Reproduce the listing below exactly. Pictures do not belong in the copy.

→ THE INPUT
══════════════════════════════

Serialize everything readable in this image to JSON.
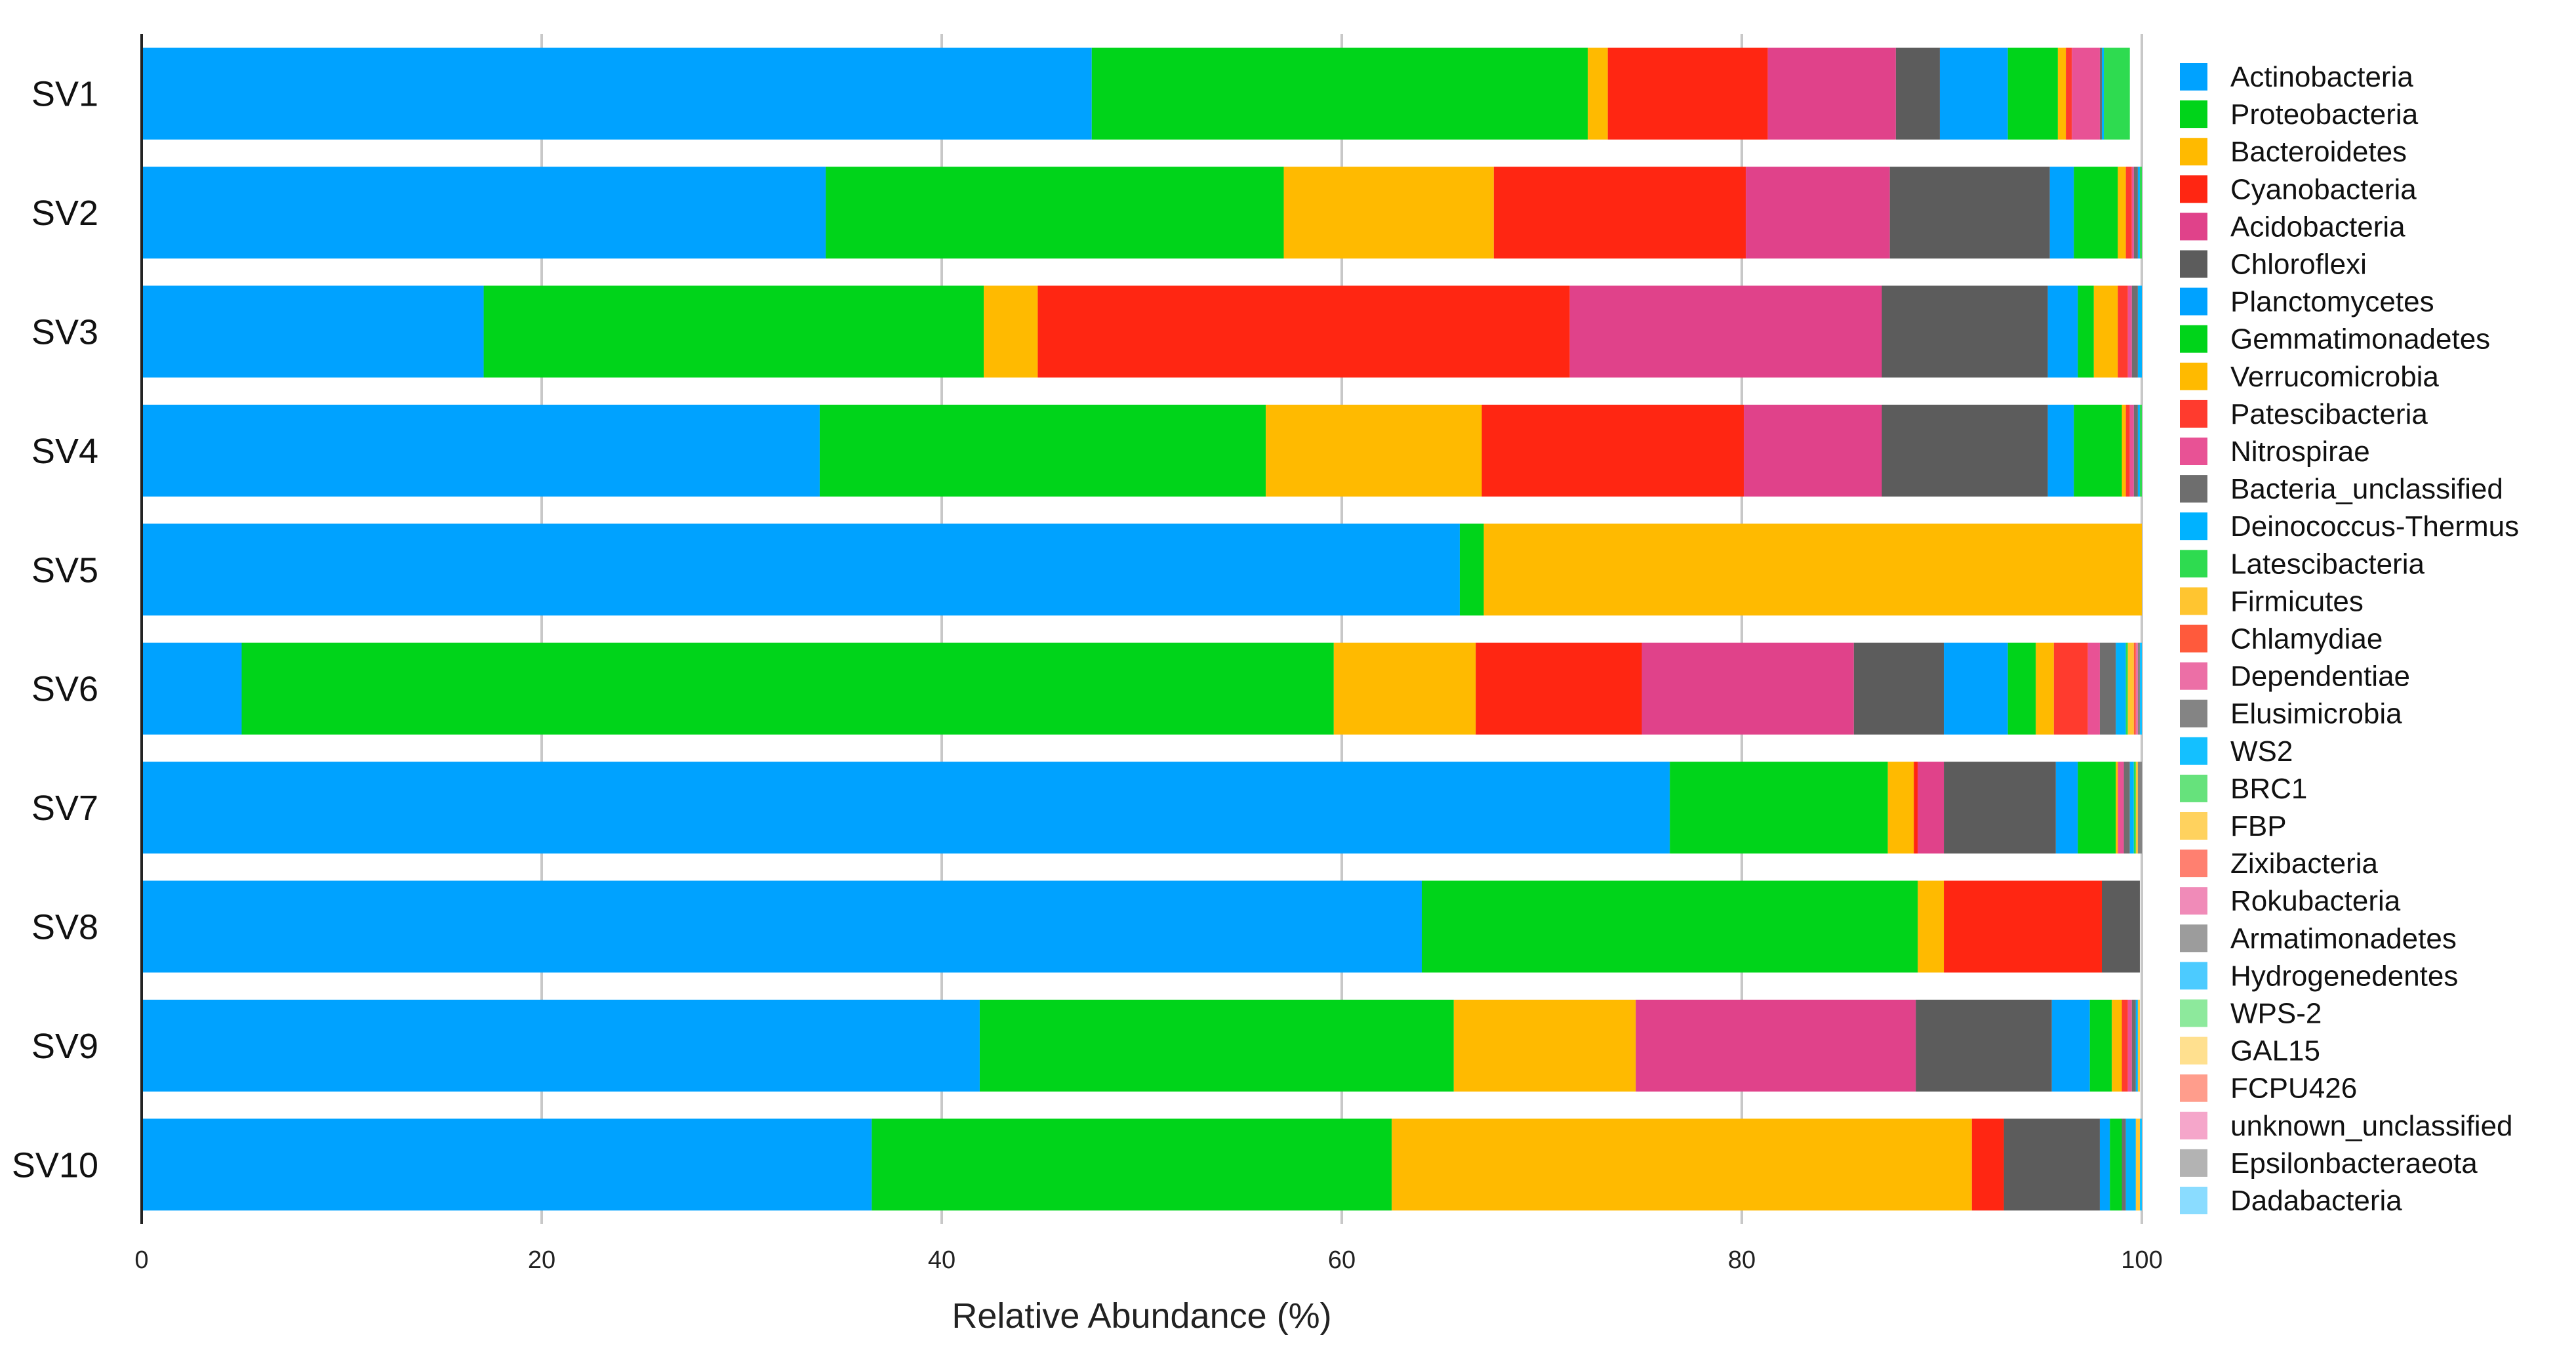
{
  "chart_data": {
    "type": "bar",
    "orientation": "horizontal",
    "stacked": true,
    "title": "",
    "xlabel": "Relative Abundance (%)",
    "ylabel": "",
    "xlim": [
      0,
      100
    ],
    "xticks": [
      "0",
      "20",
      "40",
      "60",
      "80",
      "100"
    ],
    "grid": true,
    "legend_position": "right",
    "categories": [
      "SV1",
      "SV2",
      "SV3",
      "SV4",
      "SV5",
      "SV6",
      "SV7",
      "SV8",
      "SV9",
      "SV10"
    ],
    "series": [
      {
        "name": "Actinobacteria",
        "color": "#00A2FF",
        "values": [
          47.5,
          34.2,
          17.1,
          33.9,
          65.9,
          5.0,
          76.4,
          64.0,
          41.9,
          36.5
        ]
      },
      {
        "name": "Proteobacteria",
        "color": "#00D41A",
        "values": [
          24.8,
          22.9,
          25.0,
          22.3,
          1.2,
          54.6,
          10.9,
          24.8,
          23.7,
          26.0
        ]
      },
      {
        "name": "Bacteroidetes",
        "color": "#FFBA00",
        "values": [
          1.0,
          10.5,
          2.7,
          10.8,
          32.9,
          7.1,
          1.3,
          1.3,
          9.1,
          29.0
        ]
      },
      {
        "name": "Cyanobacteria",
        "color": "#FF2612",
        "values": [
          8.0,
          12.6,
          26.6,
          13.1,
          0,
          8.3,
          0.2,
          7.9,
          0,
          1.6
        ]
      },
      {
        "name": "Acidobacteria",
        "color": "#E0428A",
        "values": [
          6.4,
          7.2,
          15.6,
          6.9,
          0,
          10.6,
          1.3,
          0,
          14.0,
          0
        ]
      },
      {
        "name": "Chloroflexi",
        "color": "#5C5C5C",
        "values": [
          2.2,
          8.0,
          8.3,
          8.3,
          0,
          4.5,
          5.6,
          1.9,
          6.8,
          4.8
        ]
      },
      {
        "name": "Planctomycetes",
        "color": "#00A2FF",
        "values": [
          3.4,
          1.2,
          1.5,
          1.3,
          0,
          3.2,
          1.1,
          0,
          1.9,
          0.5
        ]
      },
      {
        "name": "Gemmatimonadetes",
        "color": "#00D41A",
        "values": [
          2.5,
          2.2,
          0.8,
          2.4,
          0,
          1.4,
          1.9,
          0,
          1.1,
          0.6
        ]
      },
      {
        "name": "Verrucomicrobia",
        "color": "#FFBA00",
        "values": [
          0.4,
          0.4,
          1.2,
          0.2,
          0,
          0.9,
          0.1,
          0,
          0.5,
          0
        ]
      },
      {
        "name": "Patescibacteria",
        "color": "#FF3B2E",
        "values": [
          0.3,
          0.3,
          0.5,
          0.2,
          0,
          1.7,
          0,
          0,
          0.3,
          0
        ]
      },
      {
        "name": "Nitrospirae",
        "color": "#E85295",
        "values": [
          1.4,
          0.1,
          0.2,
          0.2,
          0,
          0.6,
          0.3,
          0,
          0.2,
          0
        ]
      },
      {
        "name": "Bacteria_unclassified",
        "color": "#6E6E6E",
        "values": [
          0.1,
          0.2,
          0.3,
          0.2,
          0,
          0.8,
          0.3,
          0,
          0.2,
          0.2
        ]
      },
      {
        "name": "Deinococcus-Thermus",
        "color": "#00B2FF",
        "values": [
          0.1,
          0.1,
          0.2,
          0.1,
          0,
          0.5,
          0.2,
          0,
          0.1,
          0.5
        ]
      },
      {
        "name": "Latescibacteria",
        "color": "#2EDB50",
        "values": [
          1.3,
          0.1,
          0,
          0.1,
          0,
          0.1,
          0.1,
          0,
          0,
          0
        ]
      },
      {
        "name": "Firmicutes",
        "color": "#FFC530",
        "values": [
          0,
          0,
          0,
          0,
          0,
          0.3,
          0.1,
          0,
          0.1,
          0.2
        ]
      },
      {
        "name": "Chlamydiae",
        "color": "#FF5A3C",
        "values": [
          0,
          0,
          0,
          0,
          0,
          0.1,
          0,
          0,
          0,
          0
        ]
      },
      {
        "name": "Dependentiae",
        "color": "#EC6FA6",
        "values": [
          0,
          0,
          0,
          0,
          0,
          0.1,
          0,
          0,
          0,
          0
        ]
      },
      {
        "name": "Elusimicrobia",
        "color": "#848484",
        "values": [
          0,
          0,
          0,
          0,
          0,
          0.1,
          0.2,
          0,
          0,
          0
        ]
      },
      {
        "name": "WS2",
        "color": "#14C0FF",
        "values": [
          0,
          0,
          0,
          0,
          0,
          0.1,
          0.1,
          0,
          0,
          0.1
        ]
      },
      {
        "name": "BRC1",
        "color": "#66E27C",
        "values": [
          0,
          0,
          0,
          0,
          0,
          0,
          0,
          0,
          0,
          0
        ]
      },
      {
        "name": "FBP",
        "color": "#FFD25E",
        "values": [
          0,
          0,
          0,
          0,
          0,
          0,
          0,
          0,
          0,
          0
        ]
      },
      {
        "name": "Zixibacteria",
        "color": "#FF8070",
        "values": [
          0,
          0,
          0,
          0,
          0,
          0,
          0,
          0,
          0,
          0
        ]
      },
      {
        "name": "Rokubacteria",
        "color": "#F08BB8",
        "values": [
          0,
          0,
          0,
          0,
          0,
          0,
          0,
          0,
          0,
          0
        ]
      },
      {
        "name": "Armatimonadetes",
        "color": "#9C9C9C",
        "values": [
          0,
          0,
          0,
          0,
          0,
          0,
          0,
          0,
          0,
          0
        ]
      },
      {
        "name": "Hydrogenedentes",
        "color": "#4CCBFF",
        "values": [
          0,
          0,
          0,
          0,
          0,
          0,
          0,
          0,
          0,
          0
        ]
      },
      {
        "name": "WPS-2",
        "color": "#8DE99C",
        "values": [
          0,
          0,
          0,
          0,
          0,
          0,
          0,
          0,
          0,
          0
        ]
      },
      {
        "name": "GAL15",
        "color": "#FFE08F",
        "values": [
          0,
          0,
          0,
          0,
          0,
          0,
          0,
          0,
          0,
          0
        ]
      },
      {
        "name": "FCPU426",
        "color": "#FF9D8C",
        "values": [
          0,
          0,
          0,
          0,
          0,
          0,
          0,
          0,
          0,
          0
        ]
      },
      {
        "name": "unknown_unclassified",
        "color": "#F5A6CA",
        "values": [
          0,
          0,
          0,
          0,
          0,
          0,
          0,
          0,
          0,
          0
        ]
      },
      {
        "name": "Epsilonbacteraeota",
        "color": "#B3B3B3",
        "values": [
          0,
          0,
          0,
          0,
          0,
          0,
          0,
          0,
          0,
          0
        ]
      },
      {
        "name": "Dadabacteria",
        "color": "#8ADCFF",
        "values": [
          0,
          0,
          0,
          0,
          0,
          0,
          0,
          0,
          0,
          0
        ]
      }
    ]
  }
}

══════════════════════════════

→ ANSWER TO THIS EXERCISE
Serialize everything readable in this image to JSON.
{
  "chart_data": {
    "type": "bar",
    "orientation": "horizontal",
    "stacked": true,
    "title": "",
    "xlabel": "Relative Abundance (%)",
    "ylabel": "",
    "xlim": [
      0,
      100
    ],
    "xticks": [
      "0",
      "20",
      "40",
      "60",
      "80",
      "100"
    ],
    "grid": true,
    "legend_position": "right",
    "categories": [
      "SV1",
      "SV2",
      "SV3",
      "SV4",
      "SV5",
      "SV6",
      "SV7",
      "SV8",
      "SV9",
      "SV10"
    ],
    "series": [
      {
        "name": "Actinobacteria",
        "color": "#00A2FF",
        "values": [
          47.5,
          34.2,
          17.1,
          33.9,
          65.9,
          5.0,
          76.4,
          64.0,
          41.9,
          36.5
        ]
      },
      {
        "name": "Proteobacteria",
        "color": "#00D41A",
        "values": [
          24.8,
          22.9,
          25.0,
          22.3,
          1.2,
          54.6,
          10.9,
          24.8,
          23.7,
          26.0
        ]
      },
      {
        "name": "Bacteroidetes",
        "color": "#FFBA00",
        "values": [
          1.0,
          10.5,
          2.7,
          10.8,
          32.9,
          7.1,
          1.3,
          1.3,
          9.1,
          29.0
        ]
      },
      {
        "name": "Cyanobacteria",
        "color": "#FF2612",
        "values": [
          8.0,
          12.6,
          26.6,
          13.1,
          0,
          8.3,
          0.2,
          7.9,
          0,
          1.6
        ]
      },
      {
        "name": "Acidobacteria",
        "color": "#E0428A",
        "values": [
          6.4,
          7.2,
          15.6,
          6.9,
          0,
          10.6,
          1.3,
          0,
          14.0,
          0
        ]
      },
      {
        "name": "Chloroflexi",
        "color": "#5C5C5C",
        "values": [
          2.2,
          8.0,
          8.3,
          8.3,
          0,
          4.5,
          5.6,
          1.9,
          6.8,
          4.8
        ]
      },
      {
        "name": "Planctomycetes",
        "color": "#00A2FF",
        "values": [
          3.4,
          1.2,
          1.5,
          1.3,
          0,
          3.2,
          1.1,
          0,
          1.9,
          0.5
        ]
      },
      {
        "name": "Gemmatimonadetes",
        "color": "#00D41A",
        "values": [
          2.5,
          2.2,
          0.8,
          2.4,
          0,
          1.4,
          1.9,
          0,
          1.1,
          0.6
        ]
      },
      {
        "name": "Verrucomicrobia",
        "color": "#FFBA00",
        "values": [
          0.4,
          0.4,
          1.2,
          0.2,
          0,
          0.9,
          0.1,
          0,
          0.5,
          0
        ]
      },
      {
        "name": "Patescibacteria",
        "color": "#FF3B2E",
        "values": [
          0.3,
          0.3,
          0.5,
          0.2,
          0,
          1.7,
          0,
          0,
          0.3,
          0
        ]
      },
      {
        "name": "Nitrospirae",
        "color": "#E85295",
        "values": [
          1.4,
          0.1,
          0.2,
          0.2,
          0,
          0.6,
          0.3,
          0,
          0.2,
          0
        ]
      },
      {
        "name": "Bacteria_unclassified",
        "color": "#6E6E6E",
        "values": [
          0.1,
          0.2,
          0.3,
          0.2,
          0,
          0.8,
          0.3,
          0,
          0.2,
          0.2
        ]
      },
      {
        "name": "Deinococcus-Thermus",
        "color": "#00B2FF",
        "values": [
          0.1,
          0.1,
          0.2,
          0.1,
          0,
          0.5,
          0.2,
          0,
          0.1,
          0.5
        ]
      },
      {
        "name": "Latescibacteria",
        "color": "#2EDB50",
        "values": [
          1.3,
          0.1,
          0,
          0.1,
          0,
          0.1,
          0.1,
          0,
          0,
          0
        ]
      },
      {
        "name": "Firmicutes",
        "color": "#FFC530",
        "values": [
          0,
          0,
          0,
          0,
          0,
          0.3,
          0.1,
          0,
          0.1,
          0.2
        ]
      },
      {
        "name": "Chlamydiae",
        "color": "#FF5A3C",
        "values": [
          0,
          0,
          0,
          0,
          0,
          0.1,
          0,
          0,
          0,
          0
        ]
      },
      {
        "name": "Dependentiae",
        "color": "#EC6FA6",
        "values": [
          0,
          0,
          0,
          0,
          0,
          0.1,
          0,
          0,
          0,
          0
        ]
      },
      {
        "name": "Elusimicrobia",
        "color": "#848484",
        "values": [
          0,
          0,
          0,
          0,
          0,
          0.1,
          0.2,
          0,
          0,
          0
        ]
      },
      {
        "name": "WS2",
        "color": "#14C0FF",
        "values": [
          0,
          0,
          0,
          0,
          0,
          0.1,
          0.1,
          0,
          0,
          0.1
        ]
      },
      {
        "name": "BRC1",
        "color": "#66E27C",
        "values": [
          0,
          0,
          0,
          0,
          0,
          0,
          0,
          0,
          0,
          0
        ]
      },
      {
        "name": "FBP",
        "color": "#FFD25E",
        "values": [
          0,
          0,
          0,
          0,
          0,
          0,
          0,
          0,
          0,
          0
        ]
      },
      {
        "name": "Zixibacteria",
        "color": "#FF8070",
        "values": [
          0,
          0,
          0,
          0,
          0,
          0,
          0,
          0,
          0,
          0
        ]
      },
      {
        "name": "Rokubacteria",
        "color": "#F08BB8",
        "values": [
          0,
          0,
          0,
          0,
          0,
          0,
          0,
          0,
          0,
          0
        ]
      },
      {
        "name": "Armatimonadetes",
        "color": "#9C9C9C",
        "values": [
          0,
          0,
          0,
          0,
          0,
          0,
          0,
          0,
          0,
          0
        ]
      },
      {
        "name": "Hydrogenedentes",
        "color": "#4CCBFF",
        "values": [
          0,
          0,
          0,
          0,
          0,
          0,
          0,
          0,
          0,
          0
        ]
      },
      {
        "name": "WPS-2",
        "color": "#8DE99C",
        "values": [
          0,
          0,
          0,
          0,
          0,
          0,
          0,
          0,
          0,
          0
        ]
      },
      {
        "name": "GAL15",
        "color": "#FFE08F",
        "values": [
          0,
          0,
          0,
          0,
          0,
          0,
          0,
          0,
          0,
          0
        ]
      },
      {
        "name": "FCPU426",
        "color": "#FF9D8C",
        "values": [
          0,
          0,
          0,
          0,
          0,
          0,
          0,
          0,
          0,
          0
        ]
      },
      {
        "name": "unknown_unclassified",
        "color": "#F5A6CA",
        "values": [
          0,
          0,
          0,
          0,
          0,
          0,
          0,
          0,
          0,
          0
        ]
      },
      {
        "name": "Epsilonbacteraeota",
        "color": "#B3B3B3",
        "values": [
          0,
          0,
          0,
          0,
          0,
          0,
          0,
          0,
          0,
          0
        ]
      },
      {
        "name": "Dadabacteria",
        "color": "#8ADCFF",
        "values": [
          0,
          0,
          0,
          0,
          0,
          0,
          0,
          0,
          0,
          0
        ]
      }
    ]
  }
}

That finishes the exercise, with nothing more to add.